Filter the records below and copy every line containing the word "shaped".

SUPPLIED RECORDS:
* * * * * * * * *
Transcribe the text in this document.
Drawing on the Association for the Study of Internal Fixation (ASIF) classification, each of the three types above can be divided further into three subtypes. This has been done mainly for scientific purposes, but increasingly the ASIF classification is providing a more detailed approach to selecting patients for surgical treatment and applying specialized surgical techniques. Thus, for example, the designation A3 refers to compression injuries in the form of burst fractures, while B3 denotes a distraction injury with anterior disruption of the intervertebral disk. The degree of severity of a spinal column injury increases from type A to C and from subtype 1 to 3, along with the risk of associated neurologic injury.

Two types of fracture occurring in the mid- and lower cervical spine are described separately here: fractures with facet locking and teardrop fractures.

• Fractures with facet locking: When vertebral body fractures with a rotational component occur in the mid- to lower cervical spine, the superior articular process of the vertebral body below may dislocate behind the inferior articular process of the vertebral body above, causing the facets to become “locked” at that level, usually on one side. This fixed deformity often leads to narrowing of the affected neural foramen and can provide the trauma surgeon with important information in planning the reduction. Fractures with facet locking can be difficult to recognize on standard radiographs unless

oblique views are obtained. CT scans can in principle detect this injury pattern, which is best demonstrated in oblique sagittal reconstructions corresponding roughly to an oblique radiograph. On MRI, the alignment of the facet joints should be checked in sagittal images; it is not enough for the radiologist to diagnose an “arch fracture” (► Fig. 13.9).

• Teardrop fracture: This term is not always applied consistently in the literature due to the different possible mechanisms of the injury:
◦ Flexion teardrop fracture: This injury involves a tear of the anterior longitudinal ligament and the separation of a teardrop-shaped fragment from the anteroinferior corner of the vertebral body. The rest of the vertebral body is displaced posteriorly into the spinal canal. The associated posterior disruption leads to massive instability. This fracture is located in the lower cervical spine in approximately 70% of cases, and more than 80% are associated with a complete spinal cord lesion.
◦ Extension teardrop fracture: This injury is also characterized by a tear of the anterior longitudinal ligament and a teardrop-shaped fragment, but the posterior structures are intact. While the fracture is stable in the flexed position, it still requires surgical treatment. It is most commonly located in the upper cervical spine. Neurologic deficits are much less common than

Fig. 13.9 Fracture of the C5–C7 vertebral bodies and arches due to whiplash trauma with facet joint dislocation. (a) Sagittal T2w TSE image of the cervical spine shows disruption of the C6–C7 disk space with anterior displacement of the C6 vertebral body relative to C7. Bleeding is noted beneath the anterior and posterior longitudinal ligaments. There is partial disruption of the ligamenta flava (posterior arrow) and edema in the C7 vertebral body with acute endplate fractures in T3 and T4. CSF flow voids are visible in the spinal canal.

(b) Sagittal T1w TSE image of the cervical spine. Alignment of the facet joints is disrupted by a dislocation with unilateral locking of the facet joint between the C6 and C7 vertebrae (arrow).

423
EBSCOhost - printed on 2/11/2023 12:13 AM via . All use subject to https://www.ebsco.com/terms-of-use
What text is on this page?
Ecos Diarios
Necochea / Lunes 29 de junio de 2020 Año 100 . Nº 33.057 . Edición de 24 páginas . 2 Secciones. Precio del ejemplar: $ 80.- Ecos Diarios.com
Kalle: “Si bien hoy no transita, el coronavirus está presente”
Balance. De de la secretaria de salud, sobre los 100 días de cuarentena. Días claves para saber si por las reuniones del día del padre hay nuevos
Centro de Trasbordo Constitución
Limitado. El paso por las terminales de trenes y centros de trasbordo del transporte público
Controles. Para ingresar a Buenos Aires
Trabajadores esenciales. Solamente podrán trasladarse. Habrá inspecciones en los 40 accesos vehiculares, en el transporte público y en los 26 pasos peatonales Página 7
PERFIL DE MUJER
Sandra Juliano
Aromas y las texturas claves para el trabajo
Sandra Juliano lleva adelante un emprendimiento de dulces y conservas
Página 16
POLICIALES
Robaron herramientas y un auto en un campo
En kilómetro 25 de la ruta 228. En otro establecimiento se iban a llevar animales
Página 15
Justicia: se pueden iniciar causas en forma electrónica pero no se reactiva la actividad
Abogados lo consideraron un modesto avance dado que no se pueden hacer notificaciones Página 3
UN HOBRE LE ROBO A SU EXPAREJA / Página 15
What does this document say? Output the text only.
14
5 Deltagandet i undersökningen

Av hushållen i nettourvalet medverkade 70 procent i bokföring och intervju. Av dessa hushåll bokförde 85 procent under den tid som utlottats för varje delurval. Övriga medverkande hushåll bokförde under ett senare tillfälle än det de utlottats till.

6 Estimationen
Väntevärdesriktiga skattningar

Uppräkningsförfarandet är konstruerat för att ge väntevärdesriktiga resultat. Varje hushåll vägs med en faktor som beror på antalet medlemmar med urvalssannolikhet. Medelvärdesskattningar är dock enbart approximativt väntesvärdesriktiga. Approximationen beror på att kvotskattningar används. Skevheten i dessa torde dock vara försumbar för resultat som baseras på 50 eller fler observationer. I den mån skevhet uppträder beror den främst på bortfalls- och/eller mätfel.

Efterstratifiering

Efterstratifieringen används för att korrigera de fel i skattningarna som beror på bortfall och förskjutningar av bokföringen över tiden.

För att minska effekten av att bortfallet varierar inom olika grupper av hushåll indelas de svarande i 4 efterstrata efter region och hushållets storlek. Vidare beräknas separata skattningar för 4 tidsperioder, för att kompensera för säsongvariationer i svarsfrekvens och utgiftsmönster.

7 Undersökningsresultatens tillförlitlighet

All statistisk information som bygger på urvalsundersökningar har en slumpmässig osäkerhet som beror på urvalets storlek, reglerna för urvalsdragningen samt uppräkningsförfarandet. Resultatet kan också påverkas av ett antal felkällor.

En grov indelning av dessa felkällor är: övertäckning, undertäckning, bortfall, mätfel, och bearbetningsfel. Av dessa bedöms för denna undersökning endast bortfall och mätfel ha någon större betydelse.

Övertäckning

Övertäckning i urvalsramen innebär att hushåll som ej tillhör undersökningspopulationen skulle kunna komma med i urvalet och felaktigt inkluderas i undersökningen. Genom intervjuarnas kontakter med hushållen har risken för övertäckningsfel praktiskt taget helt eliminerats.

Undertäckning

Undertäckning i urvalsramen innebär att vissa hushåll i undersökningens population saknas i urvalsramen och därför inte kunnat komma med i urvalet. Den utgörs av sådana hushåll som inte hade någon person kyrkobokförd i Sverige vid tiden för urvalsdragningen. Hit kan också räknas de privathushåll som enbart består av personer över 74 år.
* * * * * * * * *
EXERCISE OUTPUT:
◦ Flexion teardrop fracture: This injury involves a tear of the anterior longitudinal ligament and the separation of a teardrop-shaped fragment from the anteroinferior corner of the vertebral body. The rest of the vertebral body is displaced posteriorly into the spinal canal. The associated posterior disruption leads to massive instability. This fracture is located in the lower cervical spine in approximately 70% of cases, and more than 80% are associated with a complete spinal cord lesion.
◦ Extension teardrop fracture: This injury is also characterized by a tear of the anterior longitudinal ligament and a teardrop-shaped fragment, but the posterior structures are intact. While the fracture is stable in the flexed position, it still requires surgical treatment. It is most commonly located in the upper cervical spine. Neurologic deficits are much less common than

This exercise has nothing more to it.